[Records excerpted from a collection]
====

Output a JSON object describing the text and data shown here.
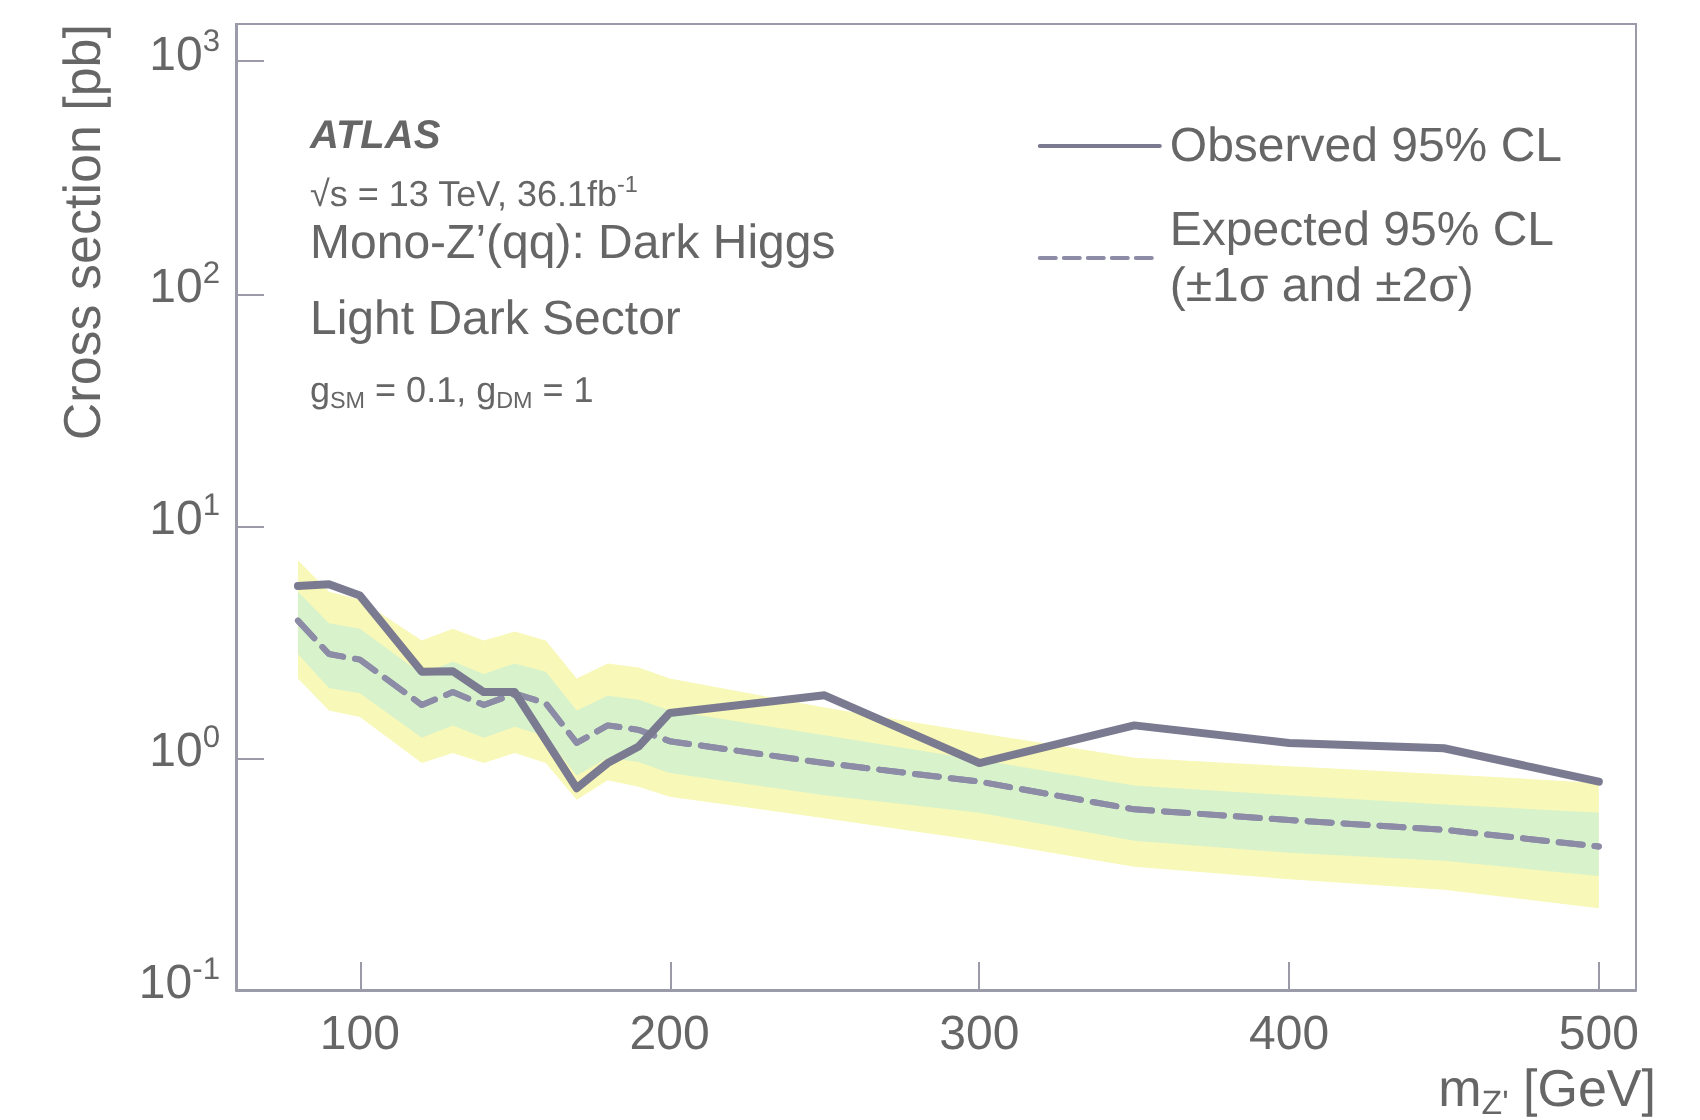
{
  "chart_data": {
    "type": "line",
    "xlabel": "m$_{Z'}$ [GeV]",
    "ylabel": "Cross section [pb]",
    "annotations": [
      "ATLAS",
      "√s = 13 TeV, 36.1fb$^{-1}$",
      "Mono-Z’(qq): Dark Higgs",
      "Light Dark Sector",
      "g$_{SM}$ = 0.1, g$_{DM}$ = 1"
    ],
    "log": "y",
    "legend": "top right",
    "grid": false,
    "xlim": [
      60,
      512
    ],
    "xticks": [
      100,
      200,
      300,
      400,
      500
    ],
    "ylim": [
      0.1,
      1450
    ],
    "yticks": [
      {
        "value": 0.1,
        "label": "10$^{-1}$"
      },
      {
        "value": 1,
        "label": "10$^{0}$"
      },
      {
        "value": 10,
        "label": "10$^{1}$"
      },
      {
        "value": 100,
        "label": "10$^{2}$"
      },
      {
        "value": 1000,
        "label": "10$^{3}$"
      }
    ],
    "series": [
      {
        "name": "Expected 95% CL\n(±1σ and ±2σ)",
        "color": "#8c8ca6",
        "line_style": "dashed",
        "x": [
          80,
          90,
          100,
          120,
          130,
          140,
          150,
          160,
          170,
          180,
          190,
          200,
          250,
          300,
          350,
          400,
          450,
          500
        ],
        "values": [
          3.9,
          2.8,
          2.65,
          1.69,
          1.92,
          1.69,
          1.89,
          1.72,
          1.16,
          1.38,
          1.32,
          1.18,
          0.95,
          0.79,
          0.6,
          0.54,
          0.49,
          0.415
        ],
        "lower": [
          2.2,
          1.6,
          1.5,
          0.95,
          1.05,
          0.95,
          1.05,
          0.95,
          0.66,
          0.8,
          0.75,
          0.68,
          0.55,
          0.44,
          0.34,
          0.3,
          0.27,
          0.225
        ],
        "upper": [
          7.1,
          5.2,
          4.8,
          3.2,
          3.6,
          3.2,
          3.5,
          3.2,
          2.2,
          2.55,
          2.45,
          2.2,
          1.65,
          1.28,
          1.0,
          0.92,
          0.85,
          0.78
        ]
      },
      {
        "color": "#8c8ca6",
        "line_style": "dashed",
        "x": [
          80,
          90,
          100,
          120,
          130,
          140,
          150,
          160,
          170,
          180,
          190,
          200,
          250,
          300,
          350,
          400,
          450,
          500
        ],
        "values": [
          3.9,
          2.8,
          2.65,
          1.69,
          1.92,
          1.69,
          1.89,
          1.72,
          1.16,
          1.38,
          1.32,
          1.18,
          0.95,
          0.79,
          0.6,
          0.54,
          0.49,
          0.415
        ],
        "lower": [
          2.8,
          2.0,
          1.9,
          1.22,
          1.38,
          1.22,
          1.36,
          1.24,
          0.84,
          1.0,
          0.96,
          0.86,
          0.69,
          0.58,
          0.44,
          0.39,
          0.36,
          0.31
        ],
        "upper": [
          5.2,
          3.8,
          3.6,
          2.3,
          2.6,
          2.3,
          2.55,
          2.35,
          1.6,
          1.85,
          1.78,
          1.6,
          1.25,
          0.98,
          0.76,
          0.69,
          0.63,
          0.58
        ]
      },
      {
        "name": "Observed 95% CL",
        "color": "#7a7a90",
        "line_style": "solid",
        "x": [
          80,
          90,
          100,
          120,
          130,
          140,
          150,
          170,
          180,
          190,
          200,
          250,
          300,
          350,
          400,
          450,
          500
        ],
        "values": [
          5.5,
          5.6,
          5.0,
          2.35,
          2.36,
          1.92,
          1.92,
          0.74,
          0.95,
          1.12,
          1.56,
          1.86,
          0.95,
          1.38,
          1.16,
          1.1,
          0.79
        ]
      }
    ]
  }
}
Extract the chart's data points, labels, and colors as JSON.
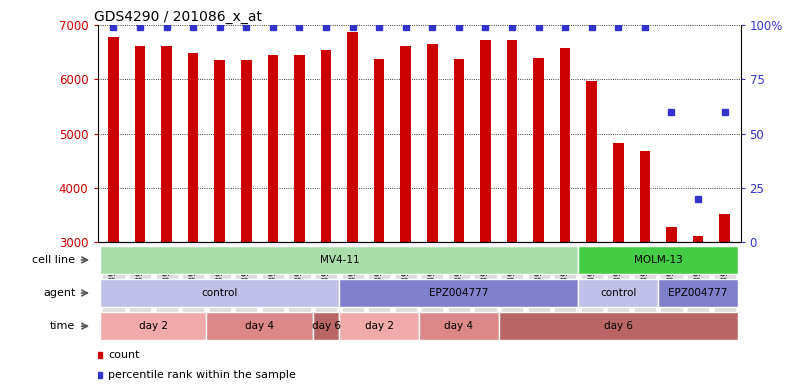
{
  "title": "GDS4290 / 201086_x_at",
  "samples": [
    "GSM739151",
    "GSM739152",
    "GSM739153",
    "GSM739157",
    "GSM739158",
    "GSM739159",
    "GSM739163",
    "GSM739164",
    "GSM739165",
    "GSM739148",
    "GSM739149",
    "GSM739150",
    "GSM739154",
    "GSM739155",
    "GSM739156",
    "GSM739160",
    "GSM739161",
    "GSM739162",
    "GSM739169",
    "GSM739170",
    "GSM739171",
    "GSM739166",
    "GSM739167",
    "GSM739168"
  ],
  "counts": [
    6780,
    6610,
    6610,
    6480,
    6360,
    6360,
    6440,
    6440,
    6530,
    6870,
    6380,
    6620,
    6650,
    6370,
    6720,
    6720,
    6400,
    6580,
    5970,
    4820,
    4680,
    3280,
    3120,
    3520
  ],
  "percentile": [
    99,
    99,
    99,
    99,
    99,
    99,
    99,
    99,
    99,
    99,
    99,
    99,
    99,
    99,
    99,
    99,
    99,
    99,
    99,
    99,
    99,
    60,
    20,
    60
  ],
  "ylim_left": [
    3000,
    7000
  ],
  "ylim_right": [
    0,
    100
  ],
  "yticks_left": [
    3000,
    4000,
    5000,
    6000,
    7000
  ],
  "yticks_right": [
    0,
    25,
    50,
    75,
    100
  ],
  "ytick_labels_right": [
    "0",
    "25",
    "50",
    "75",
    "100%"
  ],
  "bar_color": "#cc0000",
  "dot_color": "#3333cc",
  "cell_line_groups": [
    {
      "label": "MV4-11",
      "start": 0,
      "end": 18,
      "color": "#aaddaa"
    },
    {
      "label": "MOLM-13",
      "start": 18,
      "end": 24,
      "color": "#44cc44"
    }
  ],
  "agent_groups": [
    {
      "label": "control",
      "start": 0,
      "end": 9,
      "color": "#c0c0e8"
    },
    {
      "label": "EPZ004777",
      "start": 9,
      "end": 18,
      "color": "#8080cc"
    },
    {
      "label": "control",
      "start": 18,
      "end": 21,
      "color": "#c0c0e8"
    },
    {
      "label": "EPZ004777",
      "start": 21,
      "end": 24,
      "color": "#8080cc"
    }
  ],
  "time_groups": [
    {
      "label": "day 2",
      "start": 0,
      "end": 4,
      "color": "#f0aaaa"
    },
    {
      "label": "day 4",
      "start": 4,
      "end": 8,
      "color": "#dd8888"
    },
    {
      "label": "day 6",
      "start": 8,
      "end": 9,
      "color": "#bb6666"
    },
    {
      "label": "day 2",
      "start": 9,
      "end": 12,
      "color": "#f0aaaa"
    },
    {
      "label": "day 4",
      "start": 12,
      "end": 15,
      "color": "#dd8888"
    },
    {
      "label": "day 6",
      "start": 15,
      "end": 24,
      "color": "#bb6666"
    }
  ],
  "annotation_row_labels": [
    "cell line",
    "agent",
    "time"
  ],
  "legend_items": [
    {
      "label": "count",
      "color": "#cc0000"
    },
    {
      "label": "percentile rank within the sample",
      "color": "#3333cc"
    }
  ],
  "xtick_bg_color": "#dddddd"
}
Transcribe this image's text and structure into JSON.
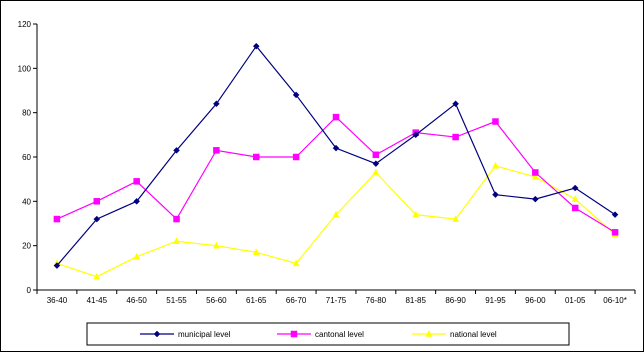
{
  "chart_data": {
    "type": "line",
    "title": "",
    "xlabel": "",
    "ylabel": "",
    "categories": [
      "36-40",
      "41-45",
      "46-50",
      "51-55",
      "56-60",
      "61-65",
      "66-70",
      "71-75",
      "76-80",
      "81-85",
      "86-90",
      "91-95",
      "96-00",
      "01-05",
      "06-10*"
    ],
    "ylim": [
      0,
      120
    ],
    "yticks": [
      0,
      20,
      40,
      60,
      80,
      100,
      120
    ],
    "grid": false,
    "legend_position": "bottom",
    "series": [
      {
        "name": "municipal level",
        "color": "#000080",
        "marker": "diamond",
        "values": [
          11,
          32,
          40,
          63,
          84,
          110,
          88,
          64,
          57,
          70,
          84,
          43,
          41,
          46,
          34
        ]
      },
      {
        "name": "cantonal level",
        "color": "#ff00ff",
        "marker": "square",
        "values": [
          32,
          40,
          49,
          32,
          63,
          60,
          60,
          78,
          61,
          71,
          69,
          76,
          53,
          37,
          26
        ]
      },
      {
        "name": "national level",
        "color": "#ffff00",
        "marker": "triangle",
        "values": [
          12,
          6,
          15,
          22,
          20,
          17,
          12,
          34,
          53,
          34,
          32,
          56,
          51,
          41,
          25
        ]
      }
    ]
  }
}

====

Lines that hold "JSON" are the ones to copy; find all of them.

(The solution):
Output a JSON object describing the text and data shown here.
Extract the chart's data points, labels, and colors as JSON.
Transcribe this image's text and structure into JSON.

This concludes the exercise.